• **Direction**
Restate all of the data exactly.

• **Data for processing**
########

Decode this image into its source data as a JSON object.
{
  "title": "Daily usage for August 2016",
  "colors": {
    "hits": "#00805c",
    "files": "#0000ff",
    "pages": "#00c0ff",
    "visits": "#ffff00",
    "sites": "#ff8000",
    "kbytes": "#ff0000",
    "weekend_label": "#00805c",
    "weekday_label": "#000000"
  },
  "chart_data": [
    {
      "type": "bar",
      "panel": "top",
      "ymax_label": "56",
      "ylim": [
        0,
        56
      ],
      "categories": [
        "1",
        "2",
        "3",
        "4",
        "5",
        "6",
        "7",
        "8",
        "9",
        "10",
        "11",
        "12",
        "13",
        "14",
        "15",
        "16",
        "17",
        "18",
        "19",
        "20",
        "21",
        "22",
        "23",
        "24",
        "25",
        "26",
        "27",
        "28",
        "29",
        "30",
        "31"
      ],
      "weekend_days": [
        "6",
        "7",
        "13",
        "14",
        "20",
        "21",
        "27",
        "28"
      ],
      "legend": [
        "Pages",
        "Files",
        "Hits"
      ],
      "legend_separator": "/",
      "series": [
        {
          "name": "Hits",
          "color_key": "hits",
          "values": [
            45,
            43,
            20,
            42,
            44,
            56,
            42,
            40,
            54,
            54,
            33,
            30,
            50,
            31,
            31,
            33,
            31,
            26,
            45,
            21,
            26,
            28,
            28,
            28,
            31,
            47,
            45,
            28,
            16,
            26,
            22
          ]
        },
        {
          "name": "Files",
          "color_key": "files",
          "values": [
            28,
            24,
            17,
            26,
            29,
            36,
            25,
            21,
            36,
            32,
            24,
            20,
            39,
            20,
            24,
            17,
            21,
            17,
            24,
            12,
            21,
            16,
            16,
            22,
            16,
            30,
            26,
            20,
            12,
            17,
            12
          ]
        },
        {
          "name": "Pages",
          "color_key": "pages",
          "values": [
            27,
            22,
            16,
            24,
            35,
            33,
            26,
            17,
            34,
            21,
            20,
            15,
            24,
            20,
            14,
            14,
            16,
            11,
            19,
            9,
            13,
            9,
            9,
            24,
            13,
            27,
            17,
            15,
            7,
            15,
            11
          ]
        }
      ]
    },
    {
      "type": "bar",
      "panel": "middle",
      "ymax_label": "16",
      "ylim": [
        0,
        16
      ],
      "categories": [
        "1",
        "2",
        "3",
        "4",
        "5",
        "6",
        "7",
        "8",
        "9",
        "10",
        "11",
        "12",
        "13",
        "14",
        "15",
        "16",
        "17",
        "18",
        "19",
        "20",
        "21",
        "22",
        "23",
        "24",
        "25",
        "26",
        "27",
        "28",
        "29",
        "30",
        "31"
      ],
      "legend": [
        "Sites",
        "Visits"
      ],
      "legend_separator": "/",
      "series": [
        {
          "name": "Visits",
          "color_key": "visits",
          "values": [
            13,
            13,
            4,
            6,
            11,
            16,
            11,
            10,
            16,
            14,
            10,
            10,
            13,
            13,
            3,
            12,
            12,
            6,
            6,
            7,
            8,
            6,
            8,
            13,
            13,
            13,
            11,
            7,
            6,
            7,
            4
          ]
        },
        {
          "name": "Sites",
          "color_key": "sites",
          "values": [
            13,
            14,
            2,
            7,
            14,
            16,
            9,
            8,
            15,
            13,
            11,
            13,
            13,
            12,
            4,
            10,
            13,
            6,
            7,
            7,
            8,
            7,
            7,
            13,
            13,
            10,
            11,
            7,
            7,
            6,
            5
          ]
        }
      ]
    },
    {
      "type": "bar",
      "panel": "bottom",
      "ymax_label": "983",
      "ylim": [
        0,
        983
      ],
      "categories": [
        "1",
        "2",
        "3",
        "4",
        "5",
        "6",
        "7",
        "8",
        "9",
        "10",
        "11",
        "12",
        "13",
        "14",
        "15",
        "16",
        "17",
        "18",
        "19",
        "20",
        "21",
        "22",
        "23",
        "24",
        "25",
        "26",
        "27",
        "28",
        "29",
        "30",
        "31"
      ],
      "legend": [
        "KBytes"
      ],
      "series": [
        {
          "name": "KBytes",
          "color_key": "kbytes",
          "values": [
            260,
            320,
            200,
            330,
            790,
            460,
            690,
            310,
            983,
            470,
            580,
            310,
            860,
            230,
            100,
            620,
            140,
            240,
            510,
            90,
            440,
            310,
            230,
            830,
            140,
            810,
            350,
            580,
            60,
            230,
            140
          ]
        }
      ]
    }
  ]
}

########

• **Written response**
Decode this image into its source data as a JSON object.
{
  "title": "Daily usage for August 2016",
  "colors": {
    "hits": "#00805c",
    "files": "#0000ff",
    "pages": "#00c0ff",
    "visits": "#ffff00",
    "sites": "#ff8000",
    "kbytes": "#ff0000",
    "weekend_label": "#00805c",
    "weekday_label": "#000000"
  },
  "chart_data": [
    {
      "type": "bar",
      "panel": "top",
      "ymax_label": "56",
      "ylim": [
        0,
        56
      ],
      "categories": [
        "1",
        "2",
        "3",
        "4",
        "5",
        "6",
        "7",
        "8",
        "9",
        "10",
        "11",
        "12",
        "13",
        "14",
        "15",
        "16",
        "17",
        "18",
        "19",
        "20",
        "21",
        "22",
        "23",
        "24",
        "25",
        "26",
        "27",
        "28",
        "29",
        "30",
        "31"
      ],
      "weekend_days": [
        "6",
        "7",
        "13",
        "14",
        "20",
        "21",
        "27",
        "28"
      ],
      "legend": [
        "Pages",
        "Files",
        "Hits"
      ],
      "legend_separator": "/",
      "series": [
        {
          "name": "Hits",
          "color_key": "hits",
          "values": [
            45,
            43,
            20,
            42,
            44,
            56,
            42,
            40,
            54,
            54,
            33,
            30,
            50,
            31,
            31,
            33,
            31,
            26,
            45,
            21,
            26,
            28,
            28,
            28,
            31,
            47,
            45,
            28,
            16,
            26,
            22
          ]
        },
        {
          "name": "Files",
          "color_key": "files",
          "values": [
            28,
            24,
            17,
            26,
            29,
            36,
            25,
            21,
            36,
            32,
            24,
            20,
            39,
            20,
            24,
            17,
            21,
            17,
            24,
            12,
            21,
            16,
            16,
            22,
            16,
            30,
            26,
            20,
            12,
            17,
            12
          ]
        },
        {
          "name": "Pages",
          "color_key": "pages",
          "values": [
            27,
            22,
            16,
            24,
            35,
            33,
            26,
            17,
            34,
            21,
            20,
            15,
            24,
            20,
            14,
            14,
            16,
            11,
            19,
            9,
            13,
            9,
            9,
            24,
            13,
            27,
            17,
            15,
            7,
            15,
            11
          ]
        }
      ]
    },
    {
      "type": "bar",
      "panel": "middle",
      "ymax_label": "16",
      "ylim": [
        0,
        16
      ],
      "categories": [
        "1",
        "2",
        "3",
        "4",
        "5",
        "6",
        "7",
        "8",
        "9",
        "10",
        "11",
        "12",
        "13",
        "14",
        "15",
        "16",
        "17",
        "18",
        "19",
        "20",
        "21",
        "22",
        "23",
        "24",
        "25",
        "26",
        "27",
        "28",
        "29",
        "30",
        "31"
      ],
      "legend": [
        "Sites",
        "Visits"
      ],
      "legend_separator": "/",
      "series": [
        {
          "name": "Visits",
          "color_key": "visits",
          "values": [
            13,
            13,
            4,
            6,
            11,
            16,
            11,
            10,
            16,
            14,
            10,
            10,
            13,
            13,
            3,
            12,
            12,
            6,
            6,
            7,
            8,
            6,
            8,
            13,
            13,
            13,
            11,
            7,
            6,
            7,
            4
          ]
        },
        {
          "name": "Sites",
          "color_key": "sites",
          "values": [
            13,
            14,
            2,
            7,
            14,
            16,
            9,
            8,
            15,
            13,
            11,
            13,
            13,
            12,
            4,
            10,
            13,
            6,
            7,
            7,
            8,
            7,
            7,
            13,
            13,
            10,
            11,
            7,
            7,
            6,
            5
          ]
        }
      ]
    },
    {
      "type": "bar",
      "panel": "bottom",
      "ymax_label": "983",
      "ylim": [
        0,
        983
      ],
      "categories": [
        "1",
        "2",
        "3",
        "4",
        "5",
        "6",
        "7",
        "8",
        "9",
        "10",
        "11",
        "12",
        "13",
        "14",
        "15",
        "16",
        "17",
        "18",
        "19",
        "20",
        "21",
        "22",
        "23",
        "24",
        "25",
        "26",
        "27",
        "28",
        "29",
        "30",
        "31"
      ],
      "legend": [
        "KBytes"
      ],
      "series": [
        {
          "name": "KBytes",
          "color_key": "kbytes",
          "values": [
            260,
            320,
            200,
            330,
            790,
            460,
            690,
            310,
            983,
            470,
            580,
            310,
            860,
            230,
            100,
            620,
            140,
            240,
            510,
            90,
            440,
            310,
            230,
            830,
            140,
            810,
            350,
            580,
            60,
            230,
            140
          ]
        }
      ]
    }
  ]
}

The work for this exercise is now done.